Collect all lines below with the string "obese".

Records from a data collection
········

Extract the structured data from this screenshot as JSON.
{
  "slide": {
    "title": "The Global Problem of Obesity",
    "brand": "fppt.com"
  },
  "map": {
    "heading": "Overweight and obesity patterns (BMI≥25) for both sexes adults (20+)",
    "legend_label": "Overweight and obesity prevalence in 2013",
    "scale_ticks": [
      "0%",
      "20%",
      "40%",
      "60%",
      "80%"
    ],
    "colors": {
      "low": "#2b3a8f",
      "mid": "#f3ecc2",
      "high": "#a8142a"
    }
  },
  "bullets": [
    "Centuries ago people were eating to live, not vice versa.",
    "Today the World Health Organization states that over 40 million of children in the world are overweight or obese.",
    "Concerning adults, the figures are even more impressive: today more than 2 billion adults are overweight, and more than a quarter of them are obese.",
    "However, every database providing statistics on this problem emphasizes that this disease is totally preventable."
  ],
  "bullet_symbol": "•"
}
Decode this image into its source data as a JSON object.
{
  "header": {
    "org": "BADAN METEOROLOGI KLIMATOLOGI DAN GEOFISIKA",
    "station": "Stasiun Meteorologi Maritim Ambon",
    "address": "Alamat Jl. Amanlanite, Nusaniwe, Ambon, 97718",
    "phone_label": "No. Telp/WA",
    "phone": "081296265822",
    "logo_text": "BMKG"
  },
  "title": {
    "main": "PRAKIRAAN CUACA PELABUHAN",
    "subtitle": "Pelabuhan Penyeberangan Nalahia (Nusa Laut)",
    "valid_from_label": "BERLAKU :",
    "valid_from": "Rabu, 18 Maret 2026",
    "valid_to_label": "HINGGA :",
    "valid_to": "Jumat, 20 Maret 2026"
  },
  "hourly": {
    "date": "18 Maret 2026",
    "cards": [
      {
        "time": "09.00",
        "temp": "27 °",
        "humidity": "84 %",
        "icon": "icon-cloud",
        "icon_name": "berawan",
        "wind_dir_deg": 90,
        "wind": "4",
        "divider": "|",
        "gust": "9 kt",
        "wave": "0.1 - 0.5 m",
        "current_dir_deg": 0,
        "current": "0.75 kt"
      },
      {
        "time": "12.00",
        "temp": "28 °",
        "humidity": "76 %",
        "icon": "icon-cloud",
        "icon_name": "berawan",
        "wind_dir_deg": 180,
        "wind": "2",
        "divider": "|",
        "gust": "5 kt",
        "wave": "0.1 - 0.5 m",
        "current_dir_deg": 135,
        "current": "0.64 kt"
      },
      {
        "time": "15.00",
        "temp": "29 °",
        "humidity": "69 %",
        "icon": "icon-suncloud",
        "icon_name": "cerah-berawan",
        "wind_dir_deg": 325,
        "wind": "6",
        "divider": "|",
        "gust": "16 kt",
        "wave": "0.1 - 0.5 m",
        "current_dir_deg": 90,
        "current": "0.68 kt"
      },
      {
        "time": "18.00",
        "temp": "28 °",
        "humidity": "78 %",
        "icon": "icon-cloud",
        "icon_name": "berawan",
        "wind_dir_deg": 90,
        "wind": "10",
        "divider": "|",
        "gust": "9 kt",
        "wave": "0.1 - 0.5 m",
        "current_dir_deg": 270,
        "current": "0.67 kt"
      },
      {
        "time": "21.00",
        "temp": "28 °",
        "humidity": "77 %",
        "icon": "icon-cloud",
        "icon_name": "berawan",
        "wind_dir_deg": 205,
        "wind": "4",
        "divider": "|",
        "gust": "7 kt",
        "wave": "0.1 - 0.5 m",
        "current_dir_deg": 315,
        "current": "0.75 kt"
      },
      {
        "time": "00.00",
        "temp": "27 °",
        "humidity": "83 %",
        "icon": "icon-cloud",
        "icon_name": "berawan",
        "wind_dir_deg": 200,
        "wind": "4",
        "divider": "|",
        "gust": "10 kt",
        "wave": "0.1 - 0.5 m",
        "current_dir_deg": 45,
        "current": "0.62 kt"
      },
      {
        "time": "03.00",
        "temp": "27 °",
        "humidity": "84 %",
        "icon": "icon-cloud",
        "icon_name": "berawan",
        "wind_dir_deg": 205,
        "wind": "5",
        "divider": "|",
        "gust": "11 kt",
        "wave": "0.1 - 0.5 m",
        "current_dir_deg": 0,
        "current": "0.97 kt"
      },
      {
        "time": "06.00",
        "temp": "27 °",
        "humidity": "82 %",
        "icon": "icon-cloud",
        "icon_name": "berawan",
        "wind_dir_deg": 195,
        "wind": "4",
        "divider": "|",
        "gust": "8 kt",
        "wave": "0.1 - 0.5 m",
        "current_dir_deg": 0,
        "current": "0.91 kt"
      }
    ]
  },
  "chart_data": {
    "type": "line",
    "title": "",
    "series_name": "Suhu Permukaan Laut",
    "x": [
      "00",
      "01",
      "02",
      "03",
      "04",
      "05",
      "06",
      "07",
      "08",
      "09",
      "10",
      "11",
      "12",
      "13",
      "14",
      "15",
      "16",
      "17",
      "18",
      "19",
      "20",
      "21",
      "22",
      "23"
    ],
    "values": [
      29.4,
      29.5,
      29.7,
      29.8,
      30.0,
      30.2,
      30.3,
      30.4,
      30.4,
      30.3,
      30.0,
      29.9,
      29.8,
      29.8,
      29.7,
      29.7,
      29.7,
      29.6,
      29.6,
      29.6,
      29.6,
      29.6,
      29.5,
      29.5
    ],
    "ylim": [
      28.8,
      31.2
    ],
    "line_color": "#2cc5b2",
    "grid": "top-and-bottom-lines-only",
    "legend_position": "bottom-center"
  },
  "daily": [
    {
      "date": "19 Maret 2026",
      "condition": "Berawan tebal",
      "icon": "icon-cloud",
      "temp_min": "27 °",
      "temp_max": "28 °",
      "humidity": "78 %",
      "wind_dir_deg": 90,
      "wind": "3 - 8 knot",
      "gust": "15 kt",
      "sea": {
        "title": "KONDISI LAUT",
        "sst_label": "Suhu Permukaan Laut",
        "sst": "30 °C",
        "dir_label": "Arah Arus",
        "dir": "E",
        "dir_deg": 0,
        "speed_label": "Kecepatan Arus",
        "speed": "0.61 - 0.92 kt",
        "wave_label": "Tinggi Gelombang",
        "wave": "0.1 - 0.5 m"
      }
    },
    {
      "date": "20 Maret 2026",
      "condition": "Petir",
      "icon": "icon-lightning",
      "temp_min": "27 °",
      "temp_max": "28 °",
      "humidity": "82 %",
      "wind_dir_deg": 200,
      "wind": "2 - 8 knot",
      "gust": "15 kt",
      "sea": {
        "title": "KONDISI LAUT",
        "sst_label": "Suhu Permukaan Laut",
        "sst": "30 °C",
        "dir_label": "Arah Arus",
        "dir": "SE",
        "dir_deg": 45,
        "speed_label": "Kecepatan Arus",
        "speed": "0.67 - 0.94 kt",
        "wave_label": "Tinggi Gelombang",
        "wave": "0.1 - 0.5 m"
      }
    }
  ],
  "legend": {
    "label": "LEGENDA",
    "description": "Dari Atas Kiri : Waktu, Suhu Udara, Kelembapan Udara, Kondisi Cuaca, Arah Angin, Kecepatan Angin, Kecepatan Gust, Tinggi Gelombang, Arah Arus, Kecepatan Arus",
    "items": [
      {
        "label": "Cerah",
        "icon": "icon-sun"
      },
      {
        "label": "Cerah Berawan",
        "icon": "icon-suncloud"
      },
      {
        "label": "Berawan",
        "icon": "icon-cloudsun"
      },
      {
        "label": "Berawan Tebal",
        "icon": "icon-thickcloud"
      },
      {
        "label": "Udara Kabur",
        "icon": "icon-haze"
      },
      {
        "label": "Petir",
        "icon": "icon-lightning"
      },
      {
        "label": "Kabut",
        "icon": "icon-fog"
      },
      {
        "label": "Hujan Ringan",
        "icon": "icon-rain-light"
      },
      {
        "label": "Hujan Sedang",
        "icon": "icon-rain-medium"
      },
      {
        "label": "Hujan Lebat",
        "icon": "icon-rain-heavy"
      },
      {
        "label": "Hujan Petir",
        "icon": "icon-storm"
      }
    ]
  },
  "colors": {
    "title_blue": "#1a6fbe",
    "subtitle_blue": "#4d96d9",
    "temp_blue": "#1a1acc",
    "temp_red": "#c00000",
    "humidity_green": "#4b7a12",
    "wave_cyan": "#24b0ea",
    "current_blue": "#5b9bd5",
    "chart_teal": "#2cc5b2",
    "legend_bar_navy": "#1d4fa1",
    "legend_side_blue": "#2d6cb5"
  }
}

········

## Result of this exercise
    "Today the World Health Organization states that over 40 million of children in the world are overweight or obese.",
    "Concerning adults, the figures are even more impressive: today more than 2 billion adults are overweight, and more than a quarter of them are obese.",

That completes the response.